** Start Input material **
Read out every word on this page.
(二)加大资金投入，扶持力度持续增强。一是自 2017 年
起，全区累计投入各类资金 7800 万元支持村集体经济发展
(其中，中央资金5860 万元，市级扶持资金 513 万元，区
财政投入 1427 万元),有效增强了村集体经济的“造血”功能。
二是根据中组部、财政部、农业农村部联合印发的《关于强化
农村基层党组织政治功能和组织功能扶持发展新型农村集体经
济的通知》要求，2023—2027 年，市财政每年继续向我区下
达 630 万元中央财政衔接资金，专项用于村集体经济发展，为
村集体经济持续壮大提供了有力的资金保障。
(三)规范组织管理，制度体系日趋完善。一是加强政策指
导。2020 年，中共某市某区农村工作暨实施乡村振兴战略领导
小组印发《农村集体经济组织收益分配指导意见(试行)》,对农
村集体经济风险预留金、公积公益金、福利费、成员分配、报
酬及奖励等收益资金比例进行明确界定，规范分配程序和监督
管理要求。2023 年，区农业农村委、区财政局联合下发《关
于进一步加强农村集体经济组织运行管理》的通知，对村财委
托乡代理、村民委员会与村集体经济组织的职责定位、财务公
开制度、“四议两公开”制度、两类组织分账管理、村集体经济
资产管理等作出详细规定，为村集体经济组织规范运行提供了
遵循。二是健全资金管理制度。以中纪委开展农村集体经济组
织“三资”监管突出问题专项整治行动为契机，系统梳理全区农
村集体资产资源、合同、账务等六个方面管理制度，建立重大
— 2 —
** End Input material **
** Start Input material **
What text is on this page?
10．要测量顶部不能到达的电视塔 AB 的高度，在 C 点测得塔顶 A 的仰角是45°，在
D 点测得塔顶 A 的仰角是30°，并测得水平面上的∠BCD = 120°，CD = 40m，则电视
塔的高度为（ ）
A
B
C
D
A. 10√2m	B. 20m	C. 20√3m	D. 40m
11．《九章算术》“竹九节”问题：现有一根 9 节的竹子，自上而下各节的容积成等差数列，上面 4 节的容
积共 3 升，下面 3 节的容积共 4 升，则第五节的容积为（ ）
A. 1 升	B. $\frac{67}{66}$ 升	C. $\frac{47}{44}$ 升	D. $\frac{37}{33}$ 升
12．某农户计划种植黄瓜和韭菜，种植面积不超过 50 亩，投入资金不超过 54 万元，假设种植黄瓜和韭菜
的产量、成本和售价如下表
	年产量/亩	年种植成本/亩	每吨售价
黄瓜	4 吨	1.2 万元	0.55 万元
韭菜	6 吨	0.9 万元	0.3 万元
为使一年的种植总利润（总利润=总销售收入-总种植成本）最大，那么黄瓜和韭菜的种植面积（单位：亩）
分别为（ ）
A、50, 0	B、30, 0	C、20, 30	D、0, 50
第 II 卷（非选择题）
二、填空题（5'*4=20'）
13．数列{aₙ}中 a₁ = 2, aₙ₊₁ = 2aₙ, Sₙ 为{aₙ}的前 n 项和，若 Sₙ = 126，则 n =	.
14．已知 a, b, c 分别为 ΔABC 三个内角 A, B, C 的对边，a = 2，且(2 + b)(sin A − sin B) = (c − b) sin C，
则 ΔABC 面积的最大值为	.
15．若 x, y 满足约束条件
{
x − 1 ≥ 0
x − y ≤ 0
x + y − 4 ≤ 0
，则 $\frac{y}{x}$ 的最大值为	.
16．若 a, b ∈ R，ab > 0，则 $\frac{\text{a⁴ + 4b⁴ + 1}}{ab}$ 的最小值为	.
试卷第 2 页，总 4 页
** End Input material **
**Work instructions**
Search the preceding listing for the word "ΔABC" and pull out every line that holds it.

**Correct answer**
14．已知 a, b, c 分别为 ΔABC 三个内角 A, B, C 的对边，a = 2，且(2 + b)(sin A − sin B) = (c − b) sin C，
则 ΔABC 面积的最大值为	.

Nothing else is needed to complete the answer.